Three things are essential for any fire: air (oxygen), heat, and fuel. To start and maintain a fire, one must understand the interactions of these three things. Many inexperienced “would be” fire builders throw a bunch of sticks or logs in a pile and stick a match to the pile. After emptying their box of matches they either reach for gasoline or make that trip to the corner store to buy that fake wax log. WARNING! Don’t reach for gasoline to start a fire. It is not needed. It is very dangerous. There are safer ways to start a fire using volatile fuels, but I am going to keep those ways secret in this article. If you like your hair and skin, then just leave the gasoline out of the equation. As for that wax log, YOU DON’T NEED IT.
What you will need is some tender, kindling, dry wood, and to know how to stack the wood. I will cover starting a fire with wet wood in the next section. As a rule, the thicker the wood, the more heat will be required to get it to burn. This is because thick pieces of wood have a greater heat sink mass and less surface area. That means that the heat is absorbed/dissipated into the wood instead of igniting the wood, and the air can only reach the comparatively small surface area. Take that same chunk of wood and break it up into splinters, and the surface area increases hundreds of times over and the potential heat sink of each splinter is tiny. Stick a match to these splinters and the heat has fewer places to go and there is plenty of surface area exposed to the air. That is why a toothpick lights easily and a stick of firewood does not. As a rule, the smaller and more fibrous the fuel, the easier it will ignite.

STATED GOAL A -> Reproduce the records from their start through the line containing "Detect and localize", both ends included, and leave out the pictures.

Stored items

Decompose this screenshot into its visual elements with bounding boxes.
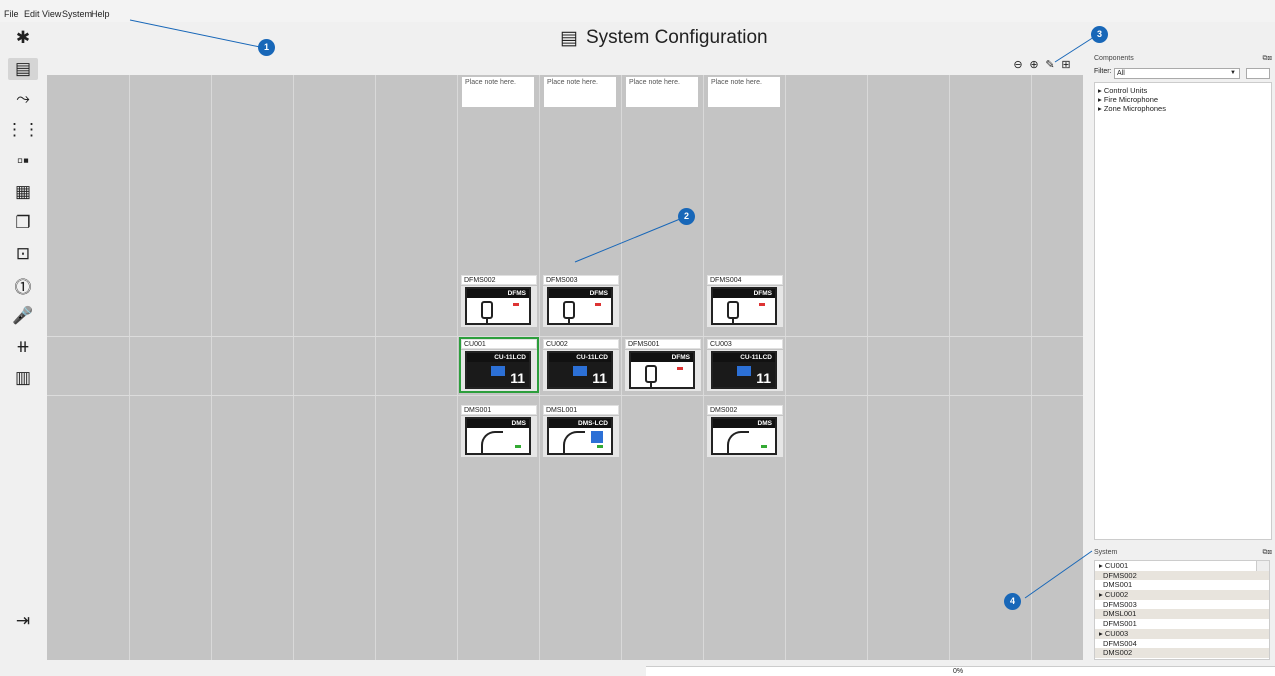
callout-badge: 2 — [678, 208, 695, 225]
callout-badge: 4 — [1004, 593, 1021, 610]
callout-lines — [129, 19, 1095, 599]
callout-badge: 3 — [1091, 26, 1108, 43]
callout-badge: 1 — [258, 39, 275, 56]
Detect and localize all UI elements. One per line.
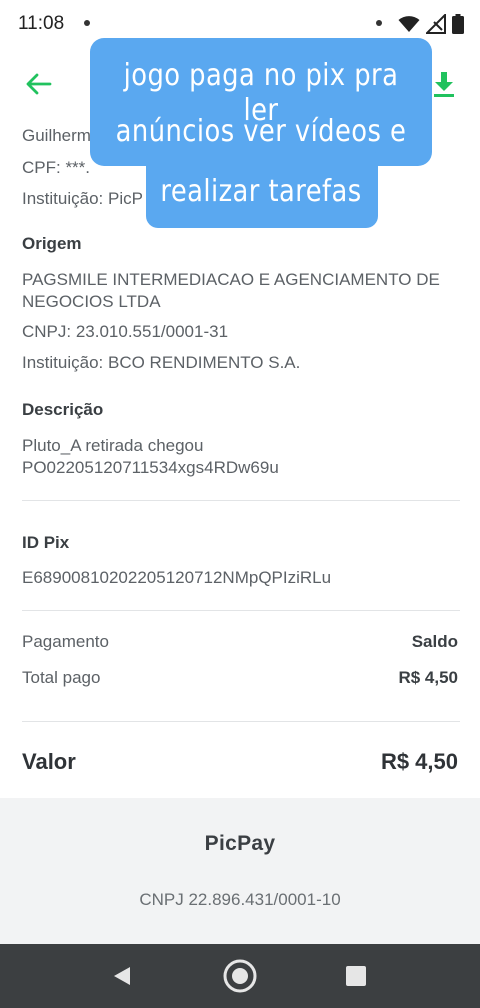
total-pago-value: R$ 4,50 bbox=[398, 668, 458, 687]
origem-instituicao: Instituição: BCO RENDIMENTO S.A. bbox=[22, 353, 301, 372]
receipt-footer: PicPay CNPJ 22.896.431/0001-10 bbox=[0, 798, 480, 944]
notification-dot-icon bbox=[376, 20, 382, 26]
destino-name: Guilherm bbox=[22, 126, 91, 145]
overlay-caption: jogo paga no pix pra ler anúncios ver ví… bbox=[90, 38, 432, 228]
pagamento-value: Saldo bbox=[411, 632, 458, 651]
origem-name-line2: NEGOCIOS LTDA bbox=[22, 292, 161, 311]
origem-heading: Origem bbox=[22, 234, 82, 253]
valor-label: Valor bbox=[22, 749, 76, 774]
status-time: 11:08 bbox=[18, 13, 65, 34]
picpay-logo: PicPay bbox=[204, 832, 276, 855]
system-nav-bar bbox=[0, 944, 480, 1008]
destino-cpf: CPF: ***. bbox=[22, 158, 91, 177]
nav-home-icon[interactable] bbox=[222, 958, 258, 994]
wifi-icon bbox=[398, 16, 420, 32]
id-pix-heading: ID Pix bbox=[22, 533, 70, 552]
status-icons bbox=[398, 13, 464, 35]
caption-line2: anúncios ver vídeos e bbox=[115, 114, 407, 149]
id-pix-value: E68900810202205120712NMpQPIziRLu bbox=[22, 568, 332, 587]
valor-value: R$ 4,50 bbox=[380, 749, 458, 774]
caption-line3: realizar tarefas bbox=[160, 174, 362, 209]
footer-cnpj: CNPJ 22.896.431/0001-10 bbox=[139, 890, 341, 909]
descricao-line2: PO02205120711534xgs4RDw69u bbox=[22, 458, 279, 477]
divider bbox=[22, 500, 460, 501]
divider bbox=[22, 610, 460, 611]
descricao-line1: Pluto_A retirada chegou bbox=[22, 436, 204, 455]
battery-icon bbox=[452, 14, 464, 34]
back-arrow-icon[interactable] bbox=[24, 70, 52, 98]
descricao-heading: Descrição bbox=[22, 400, 104, 419]
nav-recents-icon[interactable] bbox=[338, 958, 374, 994]
notification-dot-icon bbox=[84, 20, 90, 26]
total-pago-label: Total pago bbox=[22, 668, 101, 687]
pagamento-label: Pagamento bbox=[22, 632, 109, 651]
nav-back-icon[interactable] bbox=[104, 958, 140, 994]
signal-icon bbox=[426, 14, 446, 34]
origem-name-line1: PAGSMILE INTERMEDIACAO E AGENCIAMENTO DE bbox=[22, 270, 440, 289]
download-icon[interactable] bbox=[428, 68, 460, 100]
divider bbox=[22, 721, 460, 722]
origem-cnpj: CNPJ: 23.010.551/0001-31 bbox=[22, 322, 229, 341]
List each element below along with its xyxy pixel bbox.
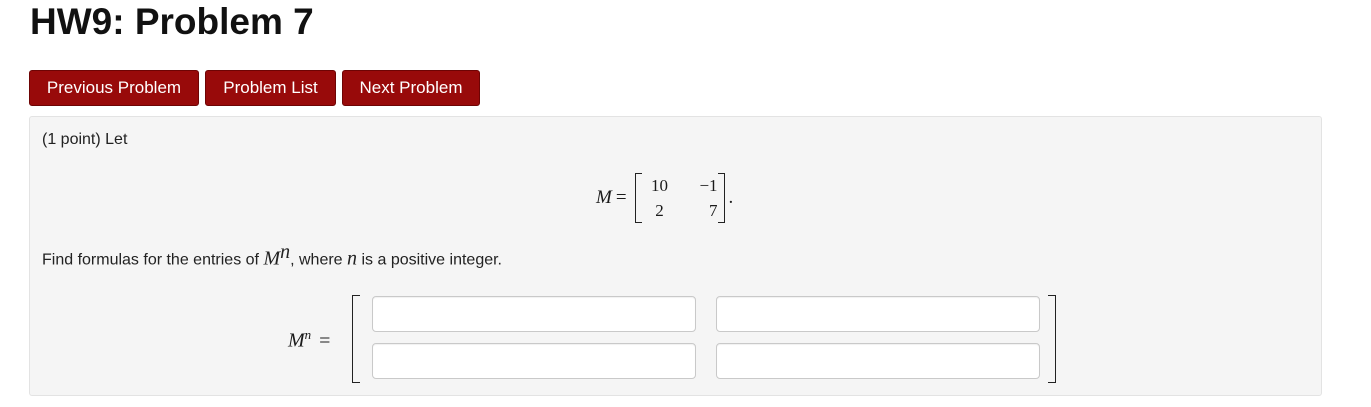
- problem-intro: (1 point) Let: [42, 131, 128, 148]
- matrix-name: M: [596, 187, 612, 208]
- matrix-entry-11: 10: [651, 176, 669, 195]
- matrix-display: M = 10 −1 2 7 .: [596, 171, 733, 225]
- matrix-period: .: [728, 187, 734, 208]
- matrix-right-bracket: [717, 173, 725, 223]
- question-base: M: [263, 247, 281, 270]
- question-prefix: Find formulas for the entries of: [42, 251, 264, 269]
- answer-label: Mn =: [288, 327, 330, 353]
- previous-problem-button[interactable]: Previous Problem: [29, 70, 199, 106]
- next-problem-button[interactable]: Next Problem: [342, 70, 480, 106]
- answer-input-12[interactable]: [716, 296, 1040, 332]
- matrix-entry-12: −1: [699, 176, 718, 195]
- problem-panel: (1 point) Let M = 10 −1 2 7 . Find formu…: [29, 116, 1322, 396]
- answer-label-exponent: n: [304, 327, 312, 342]
- matrix-left-bracket: [634, 173, 642, 223]
- answer-input-11[interactable]: [372, 296, 696, 332]
- answer-input-21[interactable]: [372, 343, 696, 379]
- problem-nav: Previous Problem Problem List Next Probl…: [29, 70, 480, 106]
- question-exponent: n: [280, 241, 291, 263]
- answer-label-equals: =: [319, 329, 331, 352]
- answer-left-bracket: [352, 295, 360, 383]
- answer-input-22[interactable]: [716, 343, 1040, 379]
- problem-question: Find formulas for the entries of Mn, whe…: [42, 241, 502, 270]
- answer-label-base: M: [288, 329, 305, 352]
- matrix-entries: 10 −1 2 7: [642, 173, 718, 223]
- question-variable: n: [347, 247, 358, 270]
- matrix-entry-22: 7: [709, 201, 718, 220]
- matrix-entry-21: 2: [655, 201, 664, 220]
- matrix-equals: =: [615, 187, 627, 208]
- problem-list-button[interactable]: Problem List: [205, 70, 336, 106]
- question-suffix: is a positive integer.: [357, 251, 502, 269]
- answer-right-bracket: [1048, 295, 1056, 383]
- page-title: HW9: Problem 7: [30, 1, 314, 42]
- question-mid: , where: [290, 251, 348, 269]
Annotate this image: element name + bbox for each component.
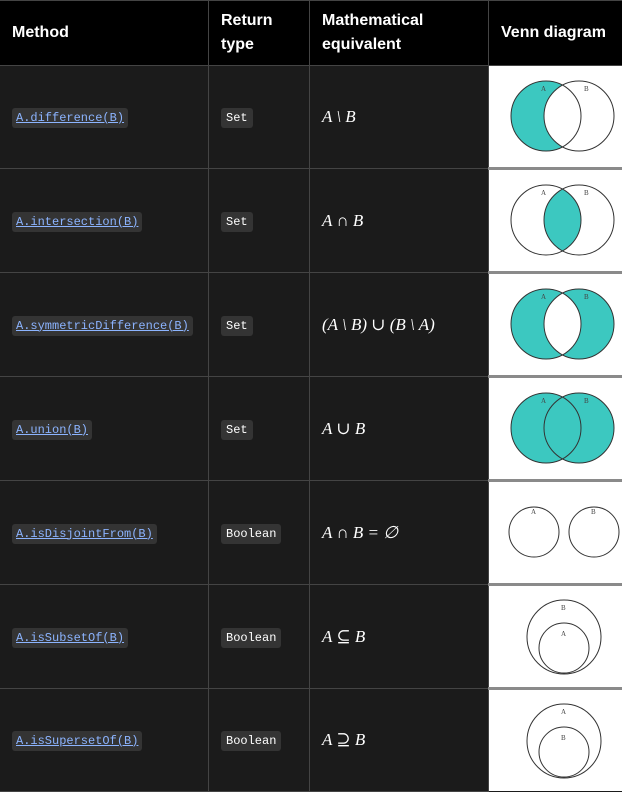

STATED GOAL B -> Give what follows in the text on building a fire, picking up after its last sentence.

WRITTEN RESPONSE A ->
Decompose this screenshot into its visual elements with bounding boxes.
callout-badge: 2 — [678, 208, 695, 225]
callout-badge: 4 — [1004, 593, 1021, 610]
callout-lines — [129, 19, 1095, 599]
callout-badge: 3 — [1091, 26, 1108, 43]
callout-badge: 1 — [258, 39, 275, 56]
Detect and localize all UI elements. One per line.

WRITTEN RESPONSE B ->
Tender is finer still. The purpose of tender is to start a flame from a tiny coal or spark. If you are starting a fire with a match, then tender, while helpful, may not be necessary. Still, tender will expand a flame until it is large enough for the kindling to catch. In the woods, the best tender will be nests of very fine, very dry fibrous materials like fine wispy grasses, broken up cedar bark strands, milk weed fuzz, etc. If you have home resources at hand, then dryer lint or cotton balls with Vaseline worked into them work well. Surprisingly, steel wool can also make good tender and can be ignited with a 9-volt battery. To get a flame from a coal, make a nest about the size of your two hands together from tender, place the coal in the nest, and blow the coal gently until the tender ignites.
Kindling is composed of small pieces of fuel/wood that will catch and expand a flame. Kindling will range from toothpick sized up to twig sized, depending on how dry the fuel is. Larger sticks may be considered kindling but these will need smaller ones to grow the flame. Kindling does not burn long, but it burns quickly and hot enough to get those larger sticks of firewood started.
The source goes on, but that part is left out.